WHAT TO WORK ON: How many lines in the records below hold the string "this"? Please answer with the number and nothing more.

Collected data entries
'''

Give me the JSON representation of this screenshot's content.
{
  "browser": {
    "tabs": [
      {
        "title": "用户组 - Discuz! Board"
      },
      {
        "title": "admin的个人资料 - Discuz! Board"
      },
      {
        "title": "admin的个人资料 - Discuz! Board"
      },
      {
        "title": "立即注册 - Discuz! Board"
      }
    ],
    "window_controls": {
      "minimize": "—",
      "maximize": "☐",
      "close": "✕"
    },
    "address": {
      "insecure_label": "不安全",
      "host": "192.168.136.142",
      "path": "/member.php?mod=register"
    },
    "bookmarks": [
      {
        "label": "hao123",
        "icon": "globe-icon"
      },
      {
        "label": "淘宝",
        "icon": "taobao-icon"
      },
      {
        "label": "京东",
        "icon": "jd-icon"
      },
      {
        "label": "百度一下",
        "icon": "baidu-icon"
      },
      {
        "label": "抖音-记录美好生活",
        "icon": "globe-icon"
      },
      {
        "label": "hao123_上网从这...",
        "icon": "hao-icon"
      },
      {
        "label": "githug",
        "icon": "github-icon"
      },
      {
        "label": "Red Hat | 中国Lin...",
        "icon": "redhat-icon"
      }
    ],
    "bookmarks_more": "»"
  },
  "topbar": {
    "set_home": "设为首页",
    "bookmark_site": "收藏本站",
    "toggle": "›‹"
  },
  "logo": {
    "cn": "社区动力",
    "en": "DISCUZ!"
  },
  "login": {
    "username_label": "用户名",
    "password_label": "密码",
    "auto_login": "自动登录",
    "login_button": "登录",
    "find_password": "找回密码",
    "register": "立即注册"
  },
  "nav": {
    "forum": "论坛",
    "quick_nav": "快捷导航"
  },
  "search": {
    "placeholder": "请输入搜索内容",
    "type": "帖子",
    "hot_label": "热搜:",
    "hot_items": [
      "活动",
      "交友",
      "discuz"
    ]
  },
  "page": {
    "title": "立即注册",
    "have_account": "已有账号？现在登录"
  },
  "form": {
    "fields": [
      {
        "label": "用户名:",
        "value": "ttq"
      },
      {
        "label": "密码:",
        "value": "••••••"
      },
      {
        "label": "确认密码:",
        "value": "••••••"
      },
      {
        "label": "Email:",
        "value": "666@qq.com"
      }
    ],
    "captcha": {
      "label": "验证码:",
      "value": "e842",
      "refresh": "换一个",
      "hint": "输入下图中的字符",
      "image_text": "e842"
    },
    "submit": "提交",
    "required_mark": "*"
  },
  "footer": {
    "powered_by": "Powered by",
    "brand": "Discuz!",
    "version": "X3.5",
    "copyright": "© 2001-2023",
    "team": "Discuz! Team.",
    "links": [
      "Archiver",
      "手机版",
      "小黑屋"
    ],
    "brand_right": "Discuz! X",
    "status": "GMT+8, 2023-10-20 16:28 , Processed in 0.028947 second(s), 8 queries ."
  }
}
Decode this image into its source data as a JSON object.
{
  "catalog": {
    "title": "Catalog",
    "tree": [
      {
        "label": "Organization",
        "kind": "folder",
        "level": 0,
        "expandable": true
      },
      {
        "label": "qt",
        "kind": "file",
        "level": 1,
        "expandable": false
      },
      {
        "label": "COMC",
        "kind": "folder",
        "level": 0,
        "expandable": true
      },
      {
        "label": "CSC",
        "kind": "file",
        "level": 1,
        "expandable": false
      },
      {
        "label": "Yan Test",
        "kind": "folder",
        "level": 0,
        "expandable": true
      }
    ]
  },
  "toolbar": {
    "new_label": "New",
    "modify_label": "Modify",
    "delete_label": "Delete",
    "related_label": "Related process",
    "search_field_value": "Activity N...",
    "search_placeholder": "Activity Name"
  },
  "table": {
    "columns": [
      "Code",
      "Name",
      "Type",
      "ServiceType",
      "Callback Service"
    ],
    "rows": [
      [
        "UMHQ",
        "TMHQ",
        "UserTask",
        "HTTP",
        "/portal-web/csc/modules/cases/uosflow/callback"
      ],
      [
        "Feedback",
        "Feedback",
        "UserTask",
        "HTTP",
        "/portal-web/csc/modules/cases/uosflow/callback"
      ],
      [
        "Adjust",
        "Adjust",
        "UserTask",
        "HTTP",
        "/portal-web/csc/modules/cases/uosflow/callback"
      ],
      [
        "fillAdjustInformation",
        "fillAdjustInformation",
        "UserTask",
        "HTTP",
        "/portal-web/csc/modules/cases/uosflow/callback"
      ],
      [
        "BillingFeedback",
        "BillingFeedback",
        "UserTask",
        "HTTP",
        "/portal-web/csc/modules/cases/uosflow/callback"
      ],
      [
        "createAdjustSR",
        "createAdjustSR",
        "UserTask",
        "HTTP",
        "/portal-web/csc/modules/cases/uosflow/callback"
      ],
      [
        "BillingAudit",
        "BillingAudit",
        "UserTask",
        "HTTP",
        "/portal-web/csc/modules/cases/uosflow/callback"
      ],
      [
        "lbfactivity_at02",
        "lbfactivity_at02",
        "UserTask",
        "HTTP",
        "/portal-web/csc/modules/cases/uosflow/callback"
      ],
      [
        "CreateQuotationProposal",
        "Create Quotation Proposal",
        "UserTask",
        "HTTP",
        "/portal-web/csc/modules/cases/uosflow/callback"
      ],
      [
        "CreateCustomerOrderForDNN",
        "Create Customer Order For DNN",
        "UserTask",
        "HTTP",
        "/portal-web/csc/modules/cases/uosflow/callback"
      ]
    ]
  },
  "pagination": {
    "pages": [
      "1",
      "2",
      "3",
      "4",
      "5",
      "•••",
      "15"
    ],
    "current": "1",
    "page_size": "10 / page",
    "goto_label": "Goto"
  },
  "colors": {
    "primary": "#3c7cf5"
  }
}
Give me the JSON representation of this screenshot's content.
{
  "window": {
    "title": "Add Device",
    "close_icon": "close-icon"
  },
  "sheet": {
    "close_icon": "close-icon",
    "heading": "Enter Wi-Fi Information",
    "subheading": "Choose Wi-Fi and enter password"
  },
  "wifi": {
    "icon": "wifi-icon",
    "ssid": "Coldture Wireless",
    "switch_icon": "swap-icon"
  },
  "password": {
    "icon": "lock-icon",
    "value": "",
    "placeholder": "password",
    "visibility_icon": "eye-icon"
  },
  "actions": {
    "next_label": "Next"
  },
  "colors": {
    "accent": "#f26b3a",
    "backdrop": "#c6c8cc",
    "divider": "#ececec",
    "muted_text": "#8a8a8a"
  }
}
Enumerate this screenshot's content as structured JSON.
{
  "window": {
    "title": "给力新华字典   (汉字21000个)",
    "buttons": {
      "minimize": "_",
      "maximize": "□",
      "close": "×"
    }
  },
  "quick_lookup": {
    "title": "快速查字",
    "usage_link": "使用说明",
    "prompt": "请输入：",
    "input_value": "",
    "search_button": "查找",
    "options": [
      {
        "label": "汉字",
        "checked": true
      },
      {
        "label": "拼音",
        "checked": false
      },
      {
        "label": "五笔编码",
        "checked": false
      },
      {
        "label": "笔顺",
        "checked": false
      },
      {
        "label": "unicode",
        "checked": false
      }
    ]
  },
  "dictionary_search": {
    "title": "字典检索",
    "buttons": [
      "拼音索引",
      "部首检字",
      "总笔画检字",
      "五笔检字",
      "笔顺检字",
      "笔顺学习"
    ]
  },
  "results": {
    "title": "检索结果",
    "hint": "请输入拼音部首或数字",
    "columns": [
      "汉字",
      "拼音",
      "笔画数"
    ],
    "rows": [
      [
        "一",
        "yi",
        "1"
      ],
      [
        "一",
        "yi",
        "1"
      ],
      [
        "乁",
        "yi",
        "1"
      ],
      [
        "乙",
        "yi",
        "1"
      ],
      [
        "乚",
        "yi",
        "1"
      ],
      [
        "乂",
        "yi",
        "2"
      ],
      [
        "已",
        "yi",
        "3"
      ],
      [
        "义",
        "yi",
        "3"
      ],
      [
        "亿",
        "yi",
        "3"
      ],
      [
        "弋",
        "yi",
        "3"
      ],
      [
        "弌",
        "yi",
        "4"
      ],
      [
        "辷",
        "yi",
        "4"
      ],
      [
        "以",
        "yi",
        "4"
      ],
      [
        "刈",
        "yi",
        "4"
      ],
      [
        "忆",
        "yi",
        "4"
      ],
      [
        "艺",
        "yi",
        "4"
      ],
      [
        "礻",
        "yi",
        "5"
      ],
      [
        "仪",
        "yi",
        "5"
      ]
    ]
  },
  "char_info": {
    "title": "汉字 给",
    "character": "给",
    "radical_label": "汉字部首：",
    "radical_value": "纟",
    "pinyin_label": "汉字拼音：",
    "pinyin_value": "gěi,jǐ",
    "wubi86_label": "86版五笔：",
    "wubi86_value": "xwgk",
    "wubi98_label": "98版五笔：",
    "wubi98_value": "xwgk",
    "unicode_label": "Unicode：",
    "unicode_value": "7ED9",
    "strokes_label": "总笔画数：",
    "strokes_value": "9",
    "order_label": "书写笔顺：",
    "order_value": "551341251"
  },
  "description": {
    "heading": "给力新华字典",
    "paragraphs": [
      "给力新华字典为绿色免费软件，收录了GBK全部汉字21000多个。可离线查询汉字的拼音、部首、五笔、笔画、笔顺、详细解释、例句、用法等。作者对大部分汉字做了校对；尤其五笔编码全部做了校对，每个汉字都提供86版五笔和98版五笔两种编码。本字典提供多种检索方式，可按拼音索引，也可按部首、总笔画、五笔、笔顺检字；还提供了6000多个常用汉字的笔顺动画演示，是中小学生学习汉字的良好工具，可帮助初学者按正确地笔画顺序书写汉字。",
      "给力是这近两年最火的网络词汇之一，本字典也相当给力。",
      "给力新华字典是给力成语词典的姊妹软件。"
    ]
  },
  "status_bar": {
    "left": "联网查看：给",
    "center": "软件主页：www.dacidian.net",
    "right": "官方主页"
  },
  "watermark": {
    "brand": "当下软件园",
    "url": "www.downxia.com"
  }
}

'''

SOLUTION: 4